§ **The problem**: Print every line of the listing exactly, please.

# Start of Extracted information

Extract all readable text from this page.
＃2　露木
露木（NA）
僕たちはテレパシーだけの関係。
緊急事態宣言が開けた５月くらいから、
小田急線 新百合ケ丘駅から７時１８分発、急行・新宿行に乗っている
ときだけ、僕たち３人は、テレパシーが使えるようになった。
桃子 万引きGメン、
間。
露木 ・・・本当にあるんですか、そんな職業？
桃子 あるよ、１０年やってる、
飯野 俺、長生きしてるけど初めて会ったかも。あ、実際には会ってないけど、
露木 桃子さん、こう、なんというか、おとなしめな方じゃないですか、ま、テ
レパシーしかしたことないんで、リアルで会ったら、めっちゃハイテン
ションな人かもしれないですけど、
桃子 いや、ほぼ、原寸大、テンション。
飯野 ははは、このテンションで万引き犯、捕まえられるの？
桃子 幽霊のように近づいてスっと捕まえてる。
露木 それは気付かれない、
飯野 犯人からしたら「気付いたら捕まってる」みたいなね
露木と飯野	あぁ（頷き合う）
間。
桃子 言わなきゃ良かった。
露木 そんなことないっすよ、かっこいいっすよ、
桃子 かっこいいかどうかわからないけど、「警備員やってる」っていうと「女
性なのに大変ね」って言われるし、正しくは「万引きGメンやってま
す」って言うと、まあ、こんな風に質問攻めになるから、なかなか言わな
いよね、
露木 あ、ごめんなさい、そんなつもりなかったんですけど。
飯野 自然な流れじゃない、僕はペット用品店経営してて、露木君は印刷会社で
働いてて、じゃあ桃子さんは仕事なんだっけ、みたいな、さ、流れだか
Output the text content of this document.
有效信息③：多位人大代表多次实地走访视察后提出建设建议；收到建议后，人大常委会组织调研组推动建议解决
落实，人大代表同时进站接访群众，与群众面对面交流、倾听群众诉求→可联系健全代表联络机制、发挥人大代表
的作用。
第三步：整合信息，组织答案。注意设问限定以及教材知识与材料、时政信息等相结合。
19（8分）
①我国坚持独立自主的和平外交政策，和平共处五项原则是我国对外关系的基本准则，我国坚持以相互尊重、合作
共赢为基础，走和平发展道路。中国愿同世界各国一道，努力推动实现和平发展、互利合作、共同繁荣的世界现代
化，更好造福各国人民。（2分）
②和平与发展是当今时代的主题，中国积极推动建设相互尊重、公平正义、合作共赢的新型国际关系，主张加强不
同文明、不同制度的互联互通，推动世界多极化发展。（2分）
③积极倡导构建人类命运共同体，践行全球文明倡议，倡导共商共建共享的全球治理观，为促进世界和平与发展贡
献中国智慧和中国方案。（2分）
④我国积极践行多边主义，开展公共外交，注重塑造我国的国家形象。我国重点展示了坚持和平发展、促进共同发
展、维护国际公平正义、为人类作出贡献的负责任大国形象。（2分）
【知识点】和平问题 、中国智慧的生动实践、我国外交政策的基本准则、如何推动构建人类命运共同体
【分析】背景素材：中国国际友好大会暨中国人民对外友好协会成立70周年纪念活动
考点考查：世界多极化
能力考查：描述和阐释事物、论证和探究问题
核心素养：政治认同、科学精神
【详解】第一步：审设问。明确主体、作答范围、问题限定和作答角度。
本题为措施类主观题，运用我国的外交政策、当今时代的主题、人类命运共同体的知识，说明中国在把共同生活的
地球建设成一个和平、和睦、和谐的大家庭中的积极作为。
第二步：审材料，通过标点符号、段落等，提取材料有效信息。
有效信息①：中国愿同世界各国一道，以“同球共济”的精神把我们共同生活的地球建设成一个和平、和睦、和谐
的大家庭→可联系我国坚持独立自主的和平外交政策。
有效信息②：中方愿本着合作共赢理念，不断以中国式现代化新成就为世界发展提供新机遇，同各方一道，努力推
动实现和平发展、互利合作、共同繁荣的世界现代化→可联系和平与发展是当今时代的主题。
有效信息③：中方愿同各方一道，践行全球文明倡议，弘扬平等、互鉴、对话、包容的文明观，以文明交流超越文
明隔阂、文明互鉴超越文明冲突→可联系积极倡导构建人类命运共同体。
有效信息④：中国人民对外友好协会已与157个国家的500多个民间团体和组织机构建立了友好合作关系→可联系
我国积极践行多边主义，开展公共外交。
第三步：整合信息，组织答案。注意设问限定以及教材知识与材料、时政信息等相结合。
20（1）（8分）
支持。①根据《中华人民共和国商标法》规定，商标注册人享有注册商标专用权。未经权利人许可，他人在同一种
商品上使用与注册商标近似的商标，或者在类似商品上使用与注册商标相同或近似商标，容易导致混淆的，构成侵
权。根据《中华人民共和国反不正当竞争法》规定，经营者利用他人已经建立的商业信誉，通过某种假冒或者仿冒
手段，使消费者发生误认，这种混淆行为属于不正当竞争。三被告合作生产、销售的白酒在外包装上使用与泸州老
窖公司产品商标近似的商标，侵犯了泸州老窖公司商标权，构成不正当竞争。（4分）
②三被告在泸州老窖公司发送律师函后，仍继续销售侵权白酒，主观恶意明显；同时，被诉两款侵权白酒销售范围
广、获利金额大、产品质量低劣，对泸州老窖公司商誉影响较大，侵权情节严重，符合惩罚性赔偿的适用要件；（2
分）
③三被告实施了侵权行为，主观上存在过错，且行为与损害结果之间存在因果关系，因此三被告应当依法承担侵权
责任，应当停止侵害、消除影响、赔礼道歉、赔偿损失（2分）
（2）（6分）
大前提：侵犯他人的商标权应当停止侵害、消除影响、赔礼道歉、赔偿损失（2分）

# End of Extracted information

§ **Expected answer**:
Extract all readable text from this page.
＃2　露木
露木（NA）
僕たちはテレパシーだけの関係。
緊急事態宣言が開けた５月くらいから、
小田急線 新百合ケ丘駅から７時１８分発、急行・新宿行に乗っている
ときだけ、僕たち３人は、テレパシーが使えるようになった。
桃子 万引きGメン、
間。
露木 ・・・本当にあるんですか、そんな職業？
桃子 あるよ、１０年やってる、
飯野 俺、長生きしてるけど初めて会ったかも。あ、実際には会ってないけど、
露木 桃子さん、こう、なんというか、おとなしめな方じゃないですか、ま、テ
レパシーしかしたことないんで、リアルで会ったら、めっちゃハイテン
ションな人かもしれないですけど、
桃子 いや、ほぼ、原寸大、テンション。
飯野 ははは、このテンションで万引き犯、捕まえられるの？
桃子 幽霊のように近づいてスっと捕まえてる。
露木 それは気付かれない、
飯野 犯人からしたら「気付いたら捕まってる」みたいなね
露木と飯野	あぁ（頷き合う）
間。
桃子 言わなきゃ良かった。
露木 そんなことないっすよ、かっこいいっすよ、
桃子 かっこいいかどうかわからないけど、「警備員やってる」っていうと「女
性なのに大変ね」って言われるし、正しくは「万引きGメンやってま
す」って言うと、まあ、こんな風に質問攻めになるから、なかなか言わな
いよね、
露木 あ、ごめんなさい、そんなつもりなかったんですけど。
飯野 自然な流れじゃない、僕はペット用品店経営してて、露木君は印刷会社で
働いてて、じゃあ桃子さんは仕事なんだっけ、みたいな、さ、流れだか
Output the text content of this document.
有效信息③：多位人大代表多次实地走访视察后提出建设建议；收到建议后，人大常委会组织调研组推动建议解决
落实，人大代表同时进站接访群众，与群众面对面交流、倾听群众诉求→可联系健全代表联络机制、发挥人大代表
的作用。
第三步：整合信息，组织答案。注意设问限定以及教材知识与材料、时政信息等相结合。
19（8分）
①我国坚持独立自主的和平外交政策，和平共处五项原则是我国对外关系的基本准则，我国坚持以相互尊重、合作
共赢为基础，走和平发展道路。中国愿同世界各国一道，努力推动实现和平发展、互利合作、共同繁荣的世界现代
化，更好造福各国人民。（2分）
②和平与发展是当今时代的主题，中国积极推动建设相互尊重、公平正义、合作共赢的新型国际关系，主张加强不
同文明、不同制度的互联互通，推动世界多极化发展。（2分）
③积极倡导构建人类命运共同体，践行全球文明倡议，倡导共商共建共享的全球治理观，为促进世界和平与发展贡
献中国智慧和中国方案。（2分）
④我国积极践行多边主义，开展公共外交，注重塑造我国的国家形象。我国重点展示了坚持和平发展、促进共同发
展、维护国际公平正义、为人类作出贡献的负责任大国形象。（2分）
【知识点】和平问题 、中国智慧的生动实践、我国外交政策的基本准则、如何推动构建人类命运共同体
【分析】背景素材：中国国际友好大会暨中国人民对外友好协会成立70周年纪念活动
考点考查：世界多极化
能力考查：描述和阐释事物、论证和探究问题
核心素养：政治认同、科学精神
【详解】第一步：审设问。明确主体、作答范围、问题限定和作答角度。
本题为措施类主观题，运用我国的外交政策、当今时代的主题、人类命运共同体的知识，说明中国在把共同生活的
地球建设成一个和平、和睦、和谐的大家庭中的积极作为。
第二步：审材料，通过标点符号、段落等，提取材料有效信息。
有效信息①：中国愿同世界各国一道，以“同球共济”的精神把我们共同生活的地球建设成一个和平、和睦、和谐
的大家庭→可联系我国坚持独立自主的和平外交政策。
有效信息②：中方愿本着合作共赢理念，不断以中国式现代化新成就为世界发展提供新机遇，同各方一道，努力推
动实现和平发展、互利合作、共同繁荣的世界现代化→可联系和平与发展是当今时代的主题。
有效信息③：中方愿同各方一道，践行全球文明倡议，弘扬平等、互鉴、对话、包容的文明观，以文明交流超越文
明隔阂、文明互鉴超越文明冲突→可联系积极倡导构建人类命运共同体。
有效信息④：中国人民对外友好协会已与157个国家的500多个民间团体和组织机构建立了友好合作关系→可联系
我国积极践行多边主义，开展公共外交。
第三步：整合信息，组织答案。注意设问限定以及教材知识与材料、时政信息等相结合。
20（1）（8分）
支持。①根据《中华人民共和国商标法》规定，商标注册人享有注册商标专用权。未经权利人许可，他人在同一种
商品上使用与注册商标近似的商标，或者在类似商品上使用与注册商标相同或近似商标，容易导致混淆的，构成侵
权。根据《中华人民共和国反不正当竞争法》规定，经营者利用他人已经建立的商业信誉，通过某种假冒或者仿冒
手段，使消费者发生误认，这种混淆行为属于不正当竞争。三被告合作生产、销售的白酒在外包装上使用与泸州老
窖公司产品商标近似的商标，侵犯了泸州老窖公司商标权，构成不正当竞争。（4分）
②三被告在泸州老窖公司发送律师函后，仍继续销售侵权白酒，主观恶意明显；同时，被诉两款侵权白酒销售范围
广、获利金额大、产品质量低劣，对泸州老窖公司商誉影响较大，侵权情节严重，符合惩罚性赔偿的适用要件；（2
分）
③三被告实施了侵权行为，主观上存在过错，且行为与损害结果之间存在因果关系，因此三被告应当依法承担侵权
责任，应当停止侵害、消除影响、赔礼道歉、赔偿损失（2分）
（2）（6分）
大前提：侵犯他人的商标权应当停止侵害、消除影响、赔礼道歉、赔偿损失（2分）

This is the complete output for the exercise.